TASK DATA:
====

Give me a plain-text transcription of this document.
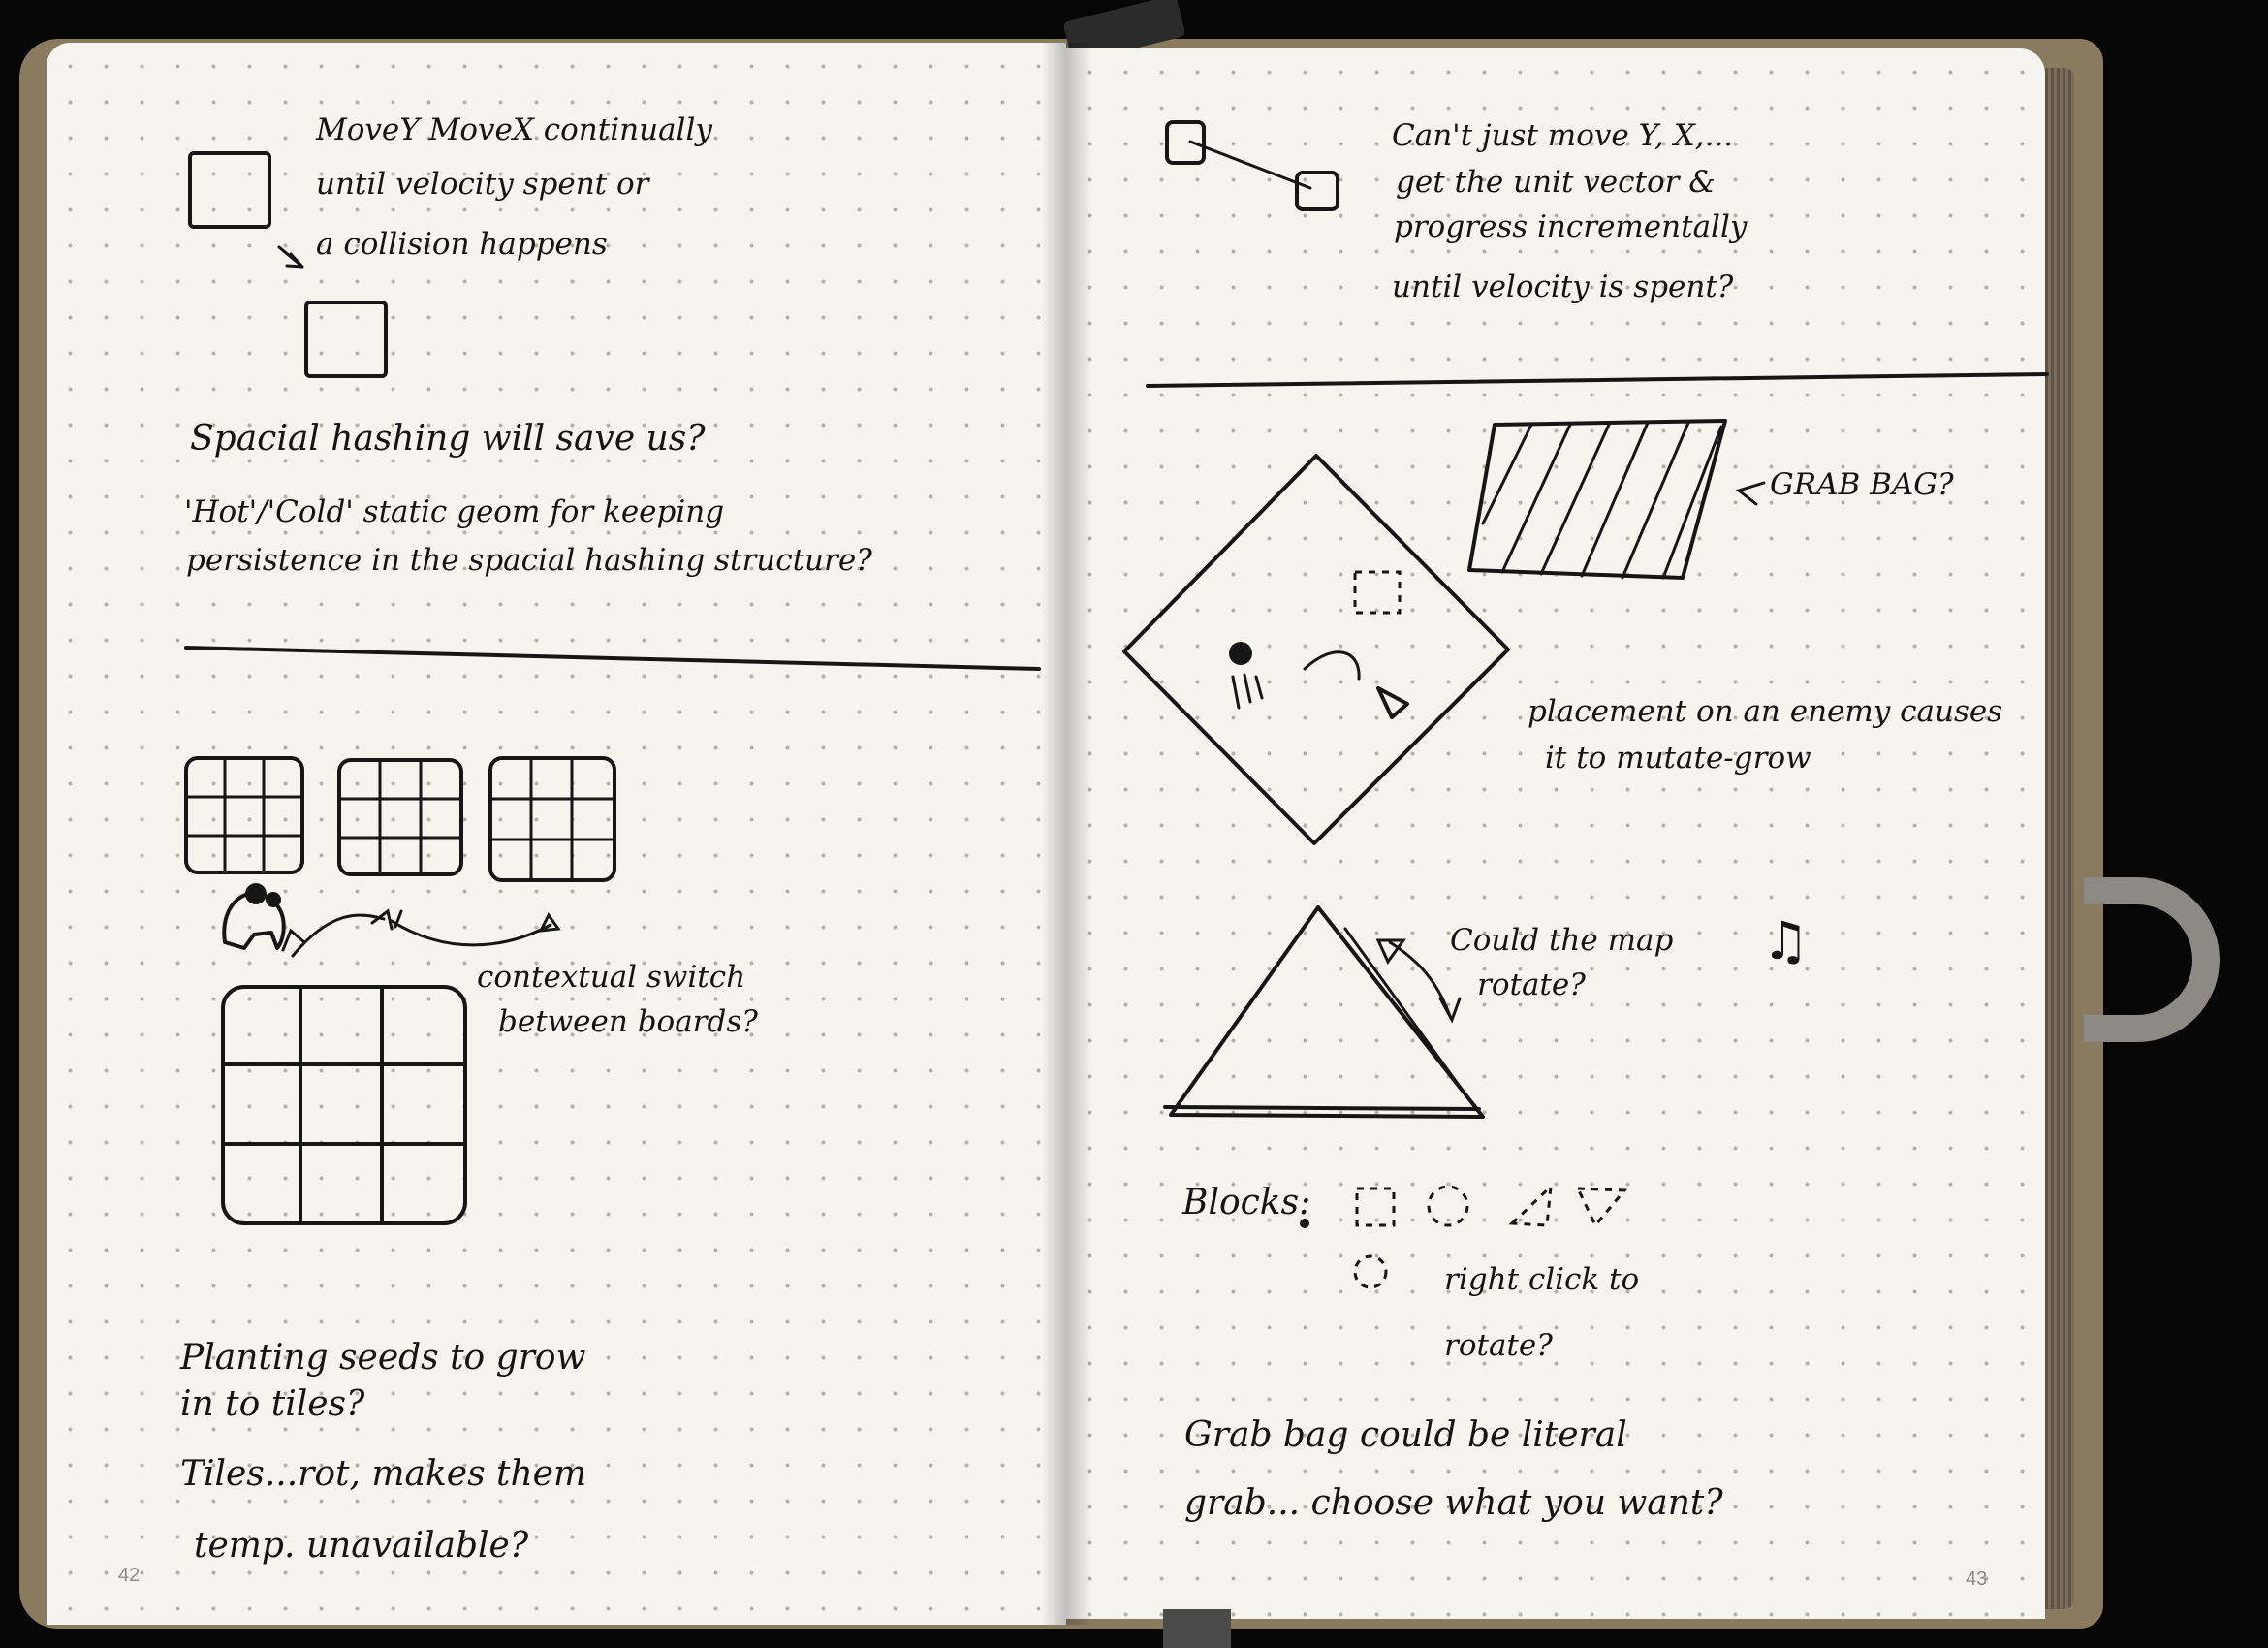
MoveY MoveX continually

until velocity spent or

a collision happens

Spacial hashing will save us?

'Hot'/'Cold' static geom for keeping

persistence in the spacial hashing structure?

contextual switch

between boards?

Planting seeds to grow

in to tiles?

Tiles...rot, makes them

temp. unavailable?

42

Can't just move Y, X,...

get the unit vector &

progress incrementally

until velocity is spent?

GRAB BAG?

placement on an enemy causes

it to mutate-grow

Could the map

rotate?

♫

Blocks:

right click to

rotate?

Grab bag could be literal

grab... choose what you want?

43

====

PROBLEM: Output all the records, word for word, with no pictures in the copy.

RESPONSE TO THE TASK:
Give me a plain-text transcription of this document.
MoveY MoveX continually

until velocity spent or

a collision happens

Spacial hashing will save us?

'Hot'/'Cold' static geom for keeping

persistence in the spacial hashing structure?

contextual switch

between boards?

Planting seeds to grow

in to tiles?

Tiles...rot, makes them

temp. unavailable?

42

Can't just move Y, X,...

get the unit vector &

progress incrementally

until velocity is spent?

GRAB BAG?

placement on an enemy causes

it to mutate-grow

Could the map

rotate?

♫

Blocks:

right click to

rotate?

Grab bag could be literal

grab... choose what you want?

43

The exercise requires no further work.